#### AIM
Your task is to give the data again, exactly, with every line intact.

#### DATA ENTRIES
● ● ● ● ● ● ●
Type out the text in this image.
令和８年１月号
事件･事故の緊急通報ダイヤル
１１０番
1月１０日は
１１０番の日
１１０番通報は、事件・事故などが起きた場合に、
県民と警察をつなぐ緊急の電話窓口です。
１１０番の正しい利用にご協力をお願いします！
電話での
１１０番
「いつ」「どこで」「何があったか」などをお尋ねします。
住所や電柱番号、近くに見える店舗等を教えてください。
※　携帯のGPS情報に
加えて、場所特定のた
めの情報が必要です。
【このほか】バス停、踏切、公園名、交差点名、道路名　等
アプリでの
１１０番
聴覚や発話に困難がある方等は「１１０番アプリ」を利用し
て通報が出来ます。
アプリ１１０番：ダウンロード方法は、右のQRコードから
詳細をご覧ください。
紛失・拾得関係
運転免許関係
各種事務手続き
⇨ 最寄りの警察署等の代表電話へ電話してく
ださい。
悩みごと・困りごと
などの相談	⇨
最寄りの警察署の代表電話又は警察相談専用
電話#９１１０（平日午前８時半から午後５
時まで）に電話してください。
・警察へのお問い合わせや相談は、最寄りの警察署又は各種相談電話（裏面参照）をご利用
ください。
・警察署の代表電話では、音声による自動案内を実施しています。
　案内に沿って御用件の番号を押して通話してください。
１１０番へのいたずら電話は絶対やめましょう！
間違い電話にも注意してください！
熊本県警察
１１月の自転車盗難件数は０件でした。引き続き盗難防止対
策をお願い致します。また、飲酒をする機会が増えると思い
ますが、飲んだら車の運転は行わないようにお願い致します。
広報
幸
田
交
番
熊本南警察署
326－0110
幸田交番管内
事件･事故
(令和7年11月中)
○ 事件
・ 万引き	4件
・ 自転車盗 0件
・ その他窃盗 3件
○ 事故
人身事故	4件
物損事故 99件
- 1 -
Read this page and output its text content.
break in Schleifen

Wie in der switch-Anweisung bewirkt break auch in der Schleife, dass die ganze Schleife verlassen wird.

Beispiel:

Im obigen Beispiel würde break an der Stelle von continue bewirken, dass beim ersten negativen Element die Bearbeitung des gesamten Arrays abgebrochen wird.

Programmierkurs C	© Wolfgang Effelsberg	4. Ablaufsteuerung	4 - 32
● ● ● ● ● ● ●
#### SOLVED EXERCISE
Type out the text in this image.
令和８年１月号
事件･事故の緊急通報ダイヤル
１１０番
1月１０日は
１１０番の日
１１０番通報は、事件・事故などが起きた場合に、
県民と警察をつなぐ緊急の電話窓口です。
１１０番の正しい利用にご協力をお願いします！
電話での
１１０番
「いつ」「どこで」「何があったか」などをお尋ねします。
住所や電柱番号、近くに見える店舗等を教えてください。
※　携帯のGPS情報に
加えて、場所特定のた
めの情報が必要です。
【このほか】バス停、踏切、公園名、交差点名、道路名　等
アプリでの
１１０番
聴覚や発話に困難がある方等は「１１０番アプリ」を利用し
て通報が出来ます。
アプリ１１０番：ダウンロード方法は、右のQRコードから
詳細をご覧ください。
紛失・拾得関係
運転免許関係
各種事務手続き
⇨ 最寄りの警察署等の代表電話へ電話してく
ださい。
悩みごと・困りごと
などの相談	⇨
最寄りの警察署の代表電話又は警察相談専用
電話#９１１０（平日午前８時半から午後５
時まで）に電話してください。
・警察へのお問い合わせや相談は、最寄りの警察署又は各種相談電話（裏面参照）をご利用
ください。
・警察署の代表電話では、音声による自動案内を実施しています。
　案内に沿って御用件の番号を押して通話してください。
１１０番へのいたずら電話は絶対やめましょう！
間違い電話にも注意してください！
熊本県警察
１１月の自転車盗難件数は０件でした。引き続き盗難防止対
策をお願い致します。また、飲酒をする機会が増えると思い
ますが、飲んだら車の運転は行わないようにお願い致します。
広報
幸
田
交
番
熊本南警察署
326－0110
幸田交番管内
事件･事故
(令和7年11月中)
○ 事件
・ 万引き	4件
・ 自転車盗 0件
・ その他窃盗 3件
○ 事故
人身事故	4件
物損事故 99件
- 1 -
Read this page and output its text content.
break in Schleifen

Wie in der switch-Anweisung bewirkt break auch in der Schleife, dass die ganze Schleife verlassen wird.

Beispiel:

Im obigen Beispiel würde break an der Stelle von continue bewirken, dass beim ersten negativen Element die Bearbeitung des gesamten Arrays abgebrochen wird.

Programmierkurs C	© Wolfgang Effelsberg	4. Ablaufsteuerung	4 - 32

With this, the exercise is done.